Written instruction: Copy out each line that includes the word "personal".

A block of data
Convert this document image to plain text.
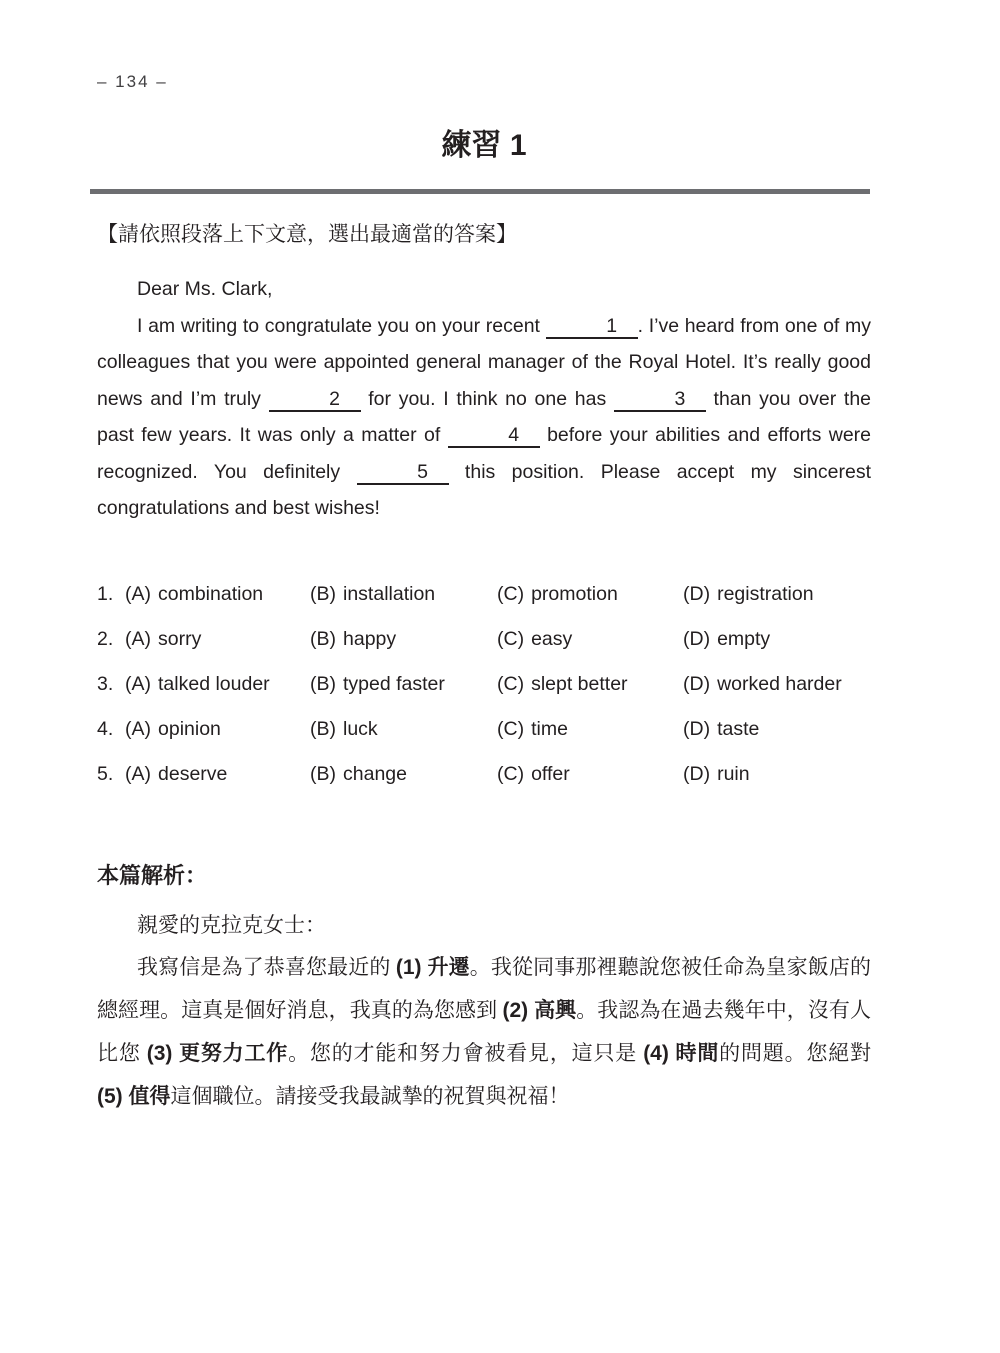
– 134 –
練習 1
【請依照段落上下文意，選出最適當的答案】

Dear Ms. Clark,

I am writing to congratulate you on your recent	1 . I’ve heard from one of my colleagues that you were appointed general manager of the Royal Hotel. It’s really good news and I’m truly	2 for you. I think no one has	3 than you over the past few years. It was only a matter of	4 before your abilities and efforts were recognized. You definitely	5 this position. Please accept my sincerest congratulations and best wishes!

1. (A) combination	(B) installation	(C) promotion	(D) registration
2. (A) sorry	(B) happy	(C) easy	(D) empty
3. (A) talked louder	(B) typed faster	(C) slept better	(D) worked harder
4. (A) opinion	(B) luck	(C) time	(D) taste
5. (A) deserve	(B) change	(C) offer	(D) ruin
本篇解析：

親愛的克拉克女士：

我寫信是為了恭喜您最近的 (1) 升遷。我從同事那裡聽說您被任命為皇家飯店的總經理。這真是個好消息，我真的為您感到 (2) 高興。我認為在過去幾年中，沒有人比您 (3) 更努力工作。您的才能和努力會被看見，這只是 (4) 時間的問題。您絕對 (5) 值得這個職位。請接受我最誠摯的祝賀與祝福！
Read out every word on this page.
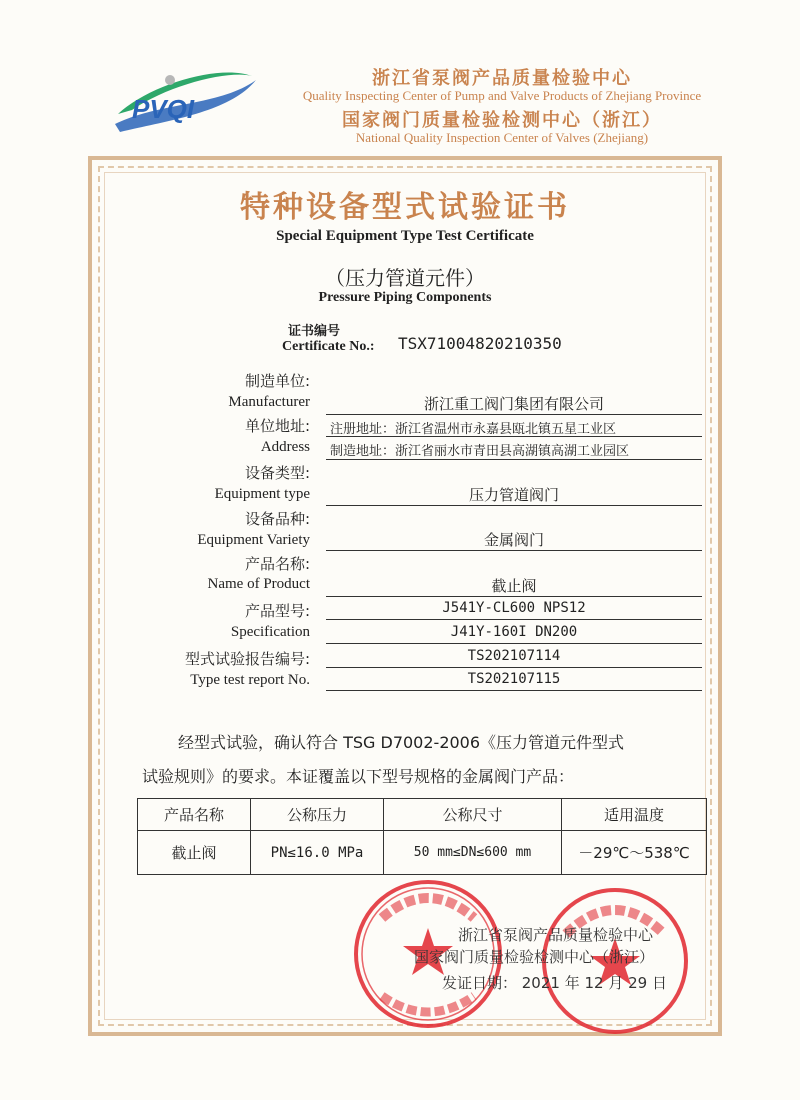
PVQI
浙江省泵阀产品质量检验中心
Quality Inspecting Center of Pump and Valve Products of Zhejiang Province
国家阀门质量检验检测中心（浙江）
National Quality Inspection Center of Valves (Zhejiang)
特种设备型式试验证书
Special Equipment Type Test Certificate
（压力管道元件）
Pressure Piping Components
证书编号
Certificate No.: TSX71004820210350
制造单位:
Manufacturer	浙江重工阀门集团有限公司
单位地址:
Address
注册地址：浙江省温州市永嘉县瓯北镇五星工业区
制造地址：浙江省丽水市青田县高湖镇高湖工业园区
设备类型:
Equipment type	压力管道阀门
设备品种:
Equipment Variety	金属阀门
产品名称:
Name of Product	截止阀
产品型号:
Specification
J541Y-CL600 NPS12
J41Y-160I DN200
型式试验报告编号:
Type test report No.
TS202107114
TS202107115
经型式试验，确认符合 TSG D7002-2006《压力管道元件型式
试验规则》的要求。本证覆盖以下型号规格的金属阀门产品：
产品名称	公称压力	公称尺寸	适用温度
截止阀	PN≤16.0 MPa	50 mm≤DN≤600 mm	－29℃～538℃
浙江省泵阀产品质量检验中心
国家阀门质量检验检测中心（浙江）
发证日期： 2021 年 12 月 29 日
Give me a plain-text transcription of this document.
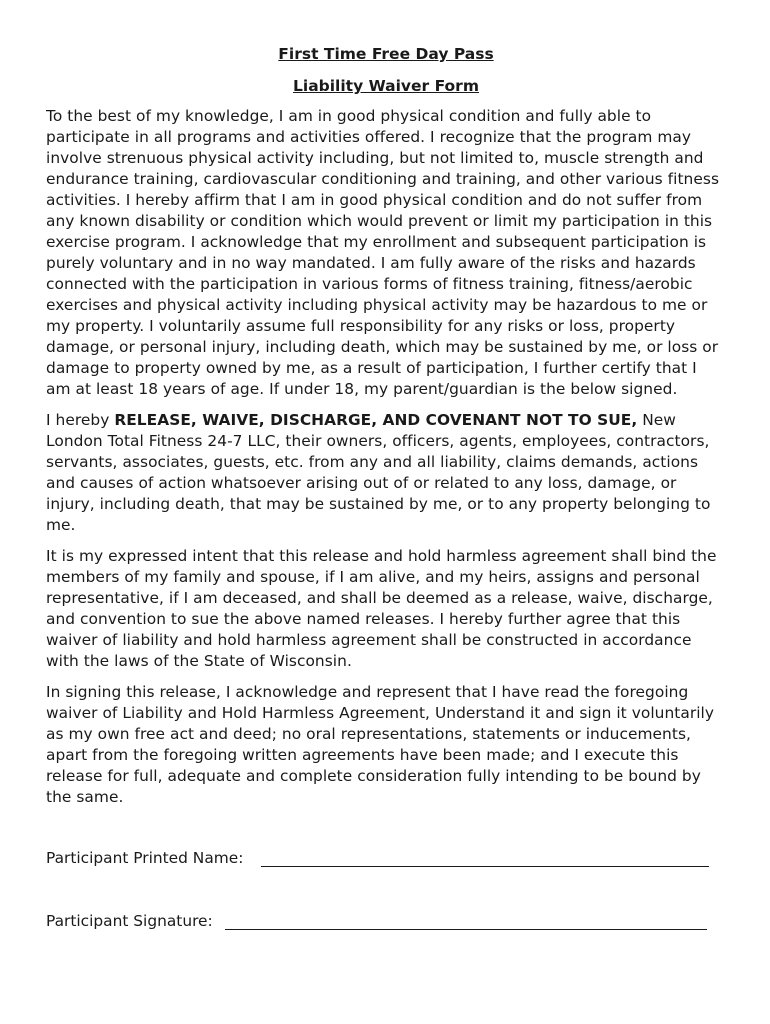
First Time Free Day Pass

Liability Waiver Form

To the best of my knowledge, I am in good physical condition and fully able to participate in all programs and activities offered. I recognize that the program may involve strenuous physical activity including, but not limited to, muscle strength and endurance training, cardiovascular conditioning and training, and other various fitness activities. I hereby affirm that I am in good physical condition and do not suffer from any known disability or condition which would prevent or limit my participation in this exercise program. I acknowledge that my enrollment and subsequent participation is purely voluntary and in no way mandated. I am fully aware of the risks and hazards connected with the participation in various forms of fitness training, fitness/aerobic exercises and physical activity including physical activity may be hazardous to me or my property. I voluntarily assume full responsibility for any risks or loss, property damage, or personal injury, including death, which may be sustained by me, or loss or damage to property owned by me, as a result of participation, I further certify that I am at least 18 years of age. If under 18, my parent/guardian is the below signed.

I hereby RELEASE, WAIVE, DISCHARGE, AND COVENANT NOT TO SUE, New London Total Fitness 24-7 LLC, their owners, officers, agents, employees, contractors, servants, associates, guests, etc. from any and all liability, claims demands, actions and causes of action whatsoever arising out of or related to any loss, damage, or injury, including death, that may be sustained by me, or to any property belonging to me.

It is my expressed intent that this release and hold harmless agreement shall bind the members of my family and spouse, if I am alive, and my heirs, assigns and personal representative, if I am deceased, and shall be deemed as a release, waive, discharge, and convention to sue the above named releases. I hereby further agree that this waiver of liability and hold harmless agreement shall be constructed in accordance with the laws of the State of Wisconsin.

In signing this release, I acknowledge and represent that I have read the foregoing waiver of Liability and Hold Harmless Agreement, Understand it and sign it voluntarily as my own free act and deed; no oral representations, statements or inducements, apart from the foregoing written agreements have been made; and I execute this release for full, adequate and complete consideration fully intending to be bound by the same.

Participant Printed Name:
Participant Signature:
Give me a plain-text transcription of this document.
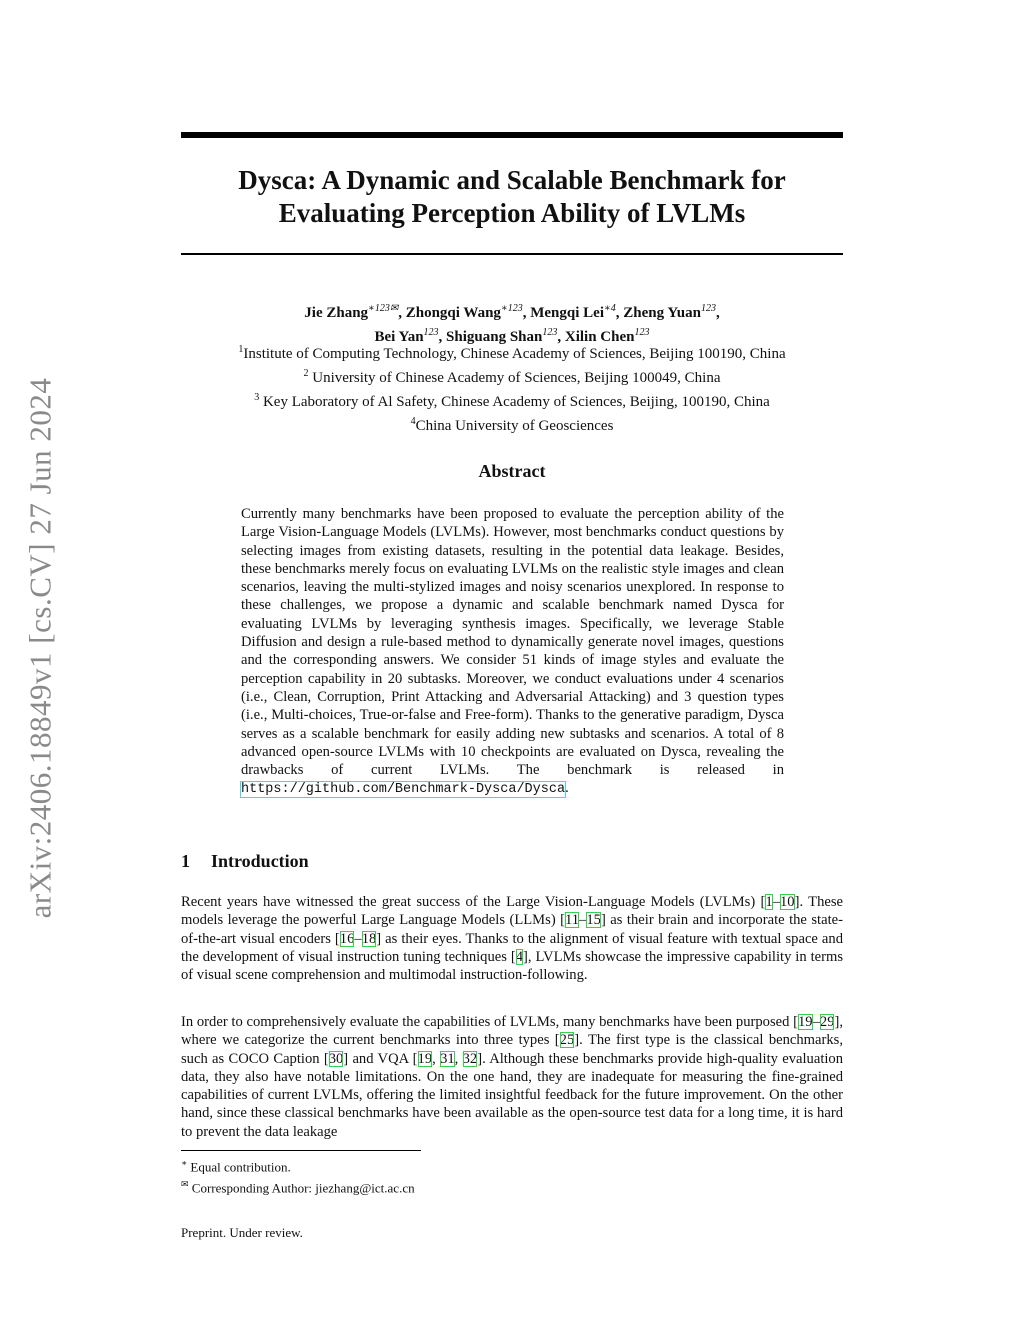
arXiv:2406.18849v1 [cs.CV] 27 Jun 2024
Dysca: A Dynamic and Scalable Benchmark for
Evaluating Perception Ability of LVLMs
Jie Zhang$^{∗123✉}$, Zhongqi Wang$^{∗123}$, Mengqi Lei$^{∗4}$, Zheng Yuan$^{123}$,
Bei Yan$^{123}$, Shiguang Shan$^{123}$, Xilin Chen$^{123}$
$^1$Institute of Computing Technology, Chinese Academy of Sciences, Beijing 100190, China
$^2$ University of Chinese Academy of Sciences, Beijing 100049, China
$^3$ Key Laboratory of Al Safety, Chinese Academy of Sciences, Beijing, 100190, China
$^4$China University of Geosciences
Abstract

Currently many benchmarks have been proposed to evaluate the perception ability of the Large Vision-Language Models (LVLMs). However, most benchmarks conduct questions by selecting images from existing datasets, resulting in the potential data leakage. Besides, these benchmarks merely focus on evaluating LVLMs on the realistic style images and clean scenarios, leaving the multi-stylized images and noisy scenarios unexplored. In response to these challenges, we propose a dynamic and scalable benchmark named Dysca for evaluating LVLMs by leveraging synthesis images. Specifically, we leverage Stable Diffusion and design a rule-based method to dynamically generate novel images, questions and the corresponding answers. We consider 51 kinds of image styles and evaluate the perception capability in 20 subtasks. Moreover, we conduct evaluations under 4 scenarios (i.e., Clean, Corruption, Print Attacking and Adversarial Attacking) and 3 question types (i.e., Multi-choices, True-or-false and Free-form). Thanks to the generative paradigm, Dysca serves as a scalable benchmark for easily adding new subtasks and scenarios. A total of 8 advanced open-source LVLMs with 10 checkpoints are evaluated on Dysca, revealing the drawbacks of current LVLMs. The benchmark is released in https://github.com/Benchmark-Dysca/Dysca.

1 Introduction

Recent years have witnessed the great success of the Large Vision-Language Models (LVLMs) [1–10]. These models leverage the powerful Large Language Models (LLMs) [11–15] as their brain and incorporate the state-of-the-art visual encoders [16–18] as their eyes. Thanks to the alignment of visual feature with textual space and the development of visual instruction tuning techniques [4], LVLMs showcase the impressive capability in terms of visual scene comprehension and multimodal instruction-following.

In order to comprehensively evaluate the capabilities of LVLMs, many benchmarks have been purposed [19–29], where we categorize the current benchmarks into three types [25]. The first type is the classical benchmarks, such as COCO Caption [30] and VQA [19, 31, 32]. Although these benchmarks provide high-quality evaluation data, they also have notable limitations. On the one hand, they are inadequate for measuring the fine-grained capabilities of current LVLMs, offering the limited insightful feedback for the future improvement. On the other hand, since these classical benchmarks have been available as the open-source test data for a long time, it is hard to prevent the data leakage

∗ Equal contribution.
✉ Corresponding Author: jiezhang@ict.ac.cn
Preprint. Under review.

Answer to the problem:
To the best of my knowledge, I am in good physical condition and fully able to participate in all programs and activities offered. I recognize that the program may involve strenuous physical activity including, but not limited to, muscle strength and endurance training, cardiovascular conditioning and training, and other various fitness activities. I hereby affirm that I am in good physical condition and do not suffer from any known disability or condition which would prevent or limit my participation in this exercise program. I acknowledge that my enrollment and subsequent participation is purely voluntary and in no way mandated. I am fully aware of the risks and hazards connected with the participation in various forms of fitness training, fitness/aerobic exercises and physical activity including physical activity may be hazardous to me or my property. I voluntarily assume full responsibility for any risks or loss, property damage, or personal injury, including death, which may be sustained by me, or loss or damage to property owned by me, as a result of participation, I further certify that I am at least 18 years of age. If under 18, my parent/guardian is the below signed.
It is my expressed intent that this release and hold harmless agreement shall bind the members of my family and spouse, if I am alive, and my heirs, assigns and personal representative, if I am deceased, and shall be deemed as a release, waive, discharge, and convention to sue the above named releases. I hereby further agree that this waiver of liability and hold harmless agreement shall be constructed in accordance with the laws of the State of Wisconsin.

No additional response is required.